▶ [Exercise goal]: Copy the records from the start through the line containing "point [814,1036,831,1053]", switching "legend-label" to "legend-entry" and leaving everything else unchanged.

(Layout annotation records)
····················

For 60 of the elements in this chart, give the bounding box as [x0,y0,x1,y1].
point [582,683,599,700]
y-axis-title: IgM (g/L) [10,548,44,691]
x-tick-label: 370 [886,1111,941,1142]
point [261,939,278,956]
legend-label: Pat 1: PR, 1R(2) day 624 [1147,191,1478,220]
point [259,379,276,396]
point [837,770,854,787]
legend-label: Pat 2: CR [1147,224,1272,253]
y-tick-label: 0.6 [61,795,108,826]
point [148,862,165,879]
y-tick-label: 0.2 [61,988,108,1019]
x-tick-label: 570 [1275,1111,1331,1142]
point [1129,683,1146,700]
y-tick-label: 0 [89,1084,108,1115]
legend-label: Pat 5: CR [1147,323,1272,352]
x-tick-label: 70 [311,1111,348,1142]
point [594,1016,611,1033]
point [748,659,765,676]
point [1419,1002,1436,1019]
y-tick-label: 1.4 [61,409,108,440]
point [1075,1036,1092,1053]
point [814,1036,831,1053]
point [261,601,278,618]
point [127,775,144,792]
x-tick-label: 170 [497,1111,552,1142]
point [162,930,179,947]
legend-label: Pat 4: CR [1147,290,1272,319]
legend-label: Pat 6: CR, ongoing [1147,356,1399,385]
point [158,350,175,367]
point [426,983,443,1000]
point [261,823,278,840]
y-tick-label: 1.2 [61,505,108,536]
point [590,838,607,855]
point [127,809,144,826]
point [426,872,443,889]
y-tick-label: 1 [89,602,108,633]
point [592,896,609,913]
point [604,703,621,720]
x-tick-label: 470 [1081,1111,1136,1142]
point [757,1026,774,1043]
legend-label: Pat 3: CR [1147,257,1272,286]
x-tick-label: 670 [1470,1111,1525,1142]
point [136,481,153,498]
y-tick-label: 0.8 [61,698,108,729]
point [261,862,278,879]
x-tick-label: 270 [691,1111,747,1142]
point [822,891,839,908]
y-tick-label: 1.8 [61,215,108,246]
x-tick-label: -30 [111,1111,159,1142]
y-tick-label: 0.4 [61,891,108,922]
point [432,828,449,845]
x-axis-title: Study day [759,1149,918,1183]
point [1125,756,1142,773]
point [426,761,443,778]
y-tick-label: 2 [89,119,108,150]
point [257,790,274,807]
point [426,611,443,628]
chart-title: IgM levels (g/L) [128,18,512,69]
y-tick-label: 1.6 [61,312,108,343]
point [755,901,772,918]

····················

▶ [Answer for the task]:
For 60 of the elements in this chart, give the bounding box as [x0,y0,x1,y1].
point [582,683,599,700]
y-axis-title: IgM (g/L) [10,548,44,691]
x-tick-label: 370 [886,1111,941,1142]
point [261,939,278,956]
legend-entry: Pat 1: PR, 1R(2) day 624 [1147,191,1478,220]
point [259,379,276,396]
point [837,770,854,787]
legend-entry: Pat 2: CR [1147,224,1272,253]
y-tick-label: 0.6 [61,795,108,826]
point [148,862,165,879]
y-tick-label: 0.2 [61,988,108,1019]
x-tick-label: 570 [1275,1111,1331,1142]
point [1129,683,1146,700]
y-tick-label: 0 [89,1084,108,1115]
legend-entry: Pat 5: CR [1147,323,1272,352]
x-tick-label: 70 [311,1111,348,1142]
point [594,1016,611,1033]
point [748,659,765,676]
point [1419,1002,1436,1019]
y-tick-label: 1.4 [61,409,108,440]
point [1075,1036,1092,1053]
point [814,1036,831,1053]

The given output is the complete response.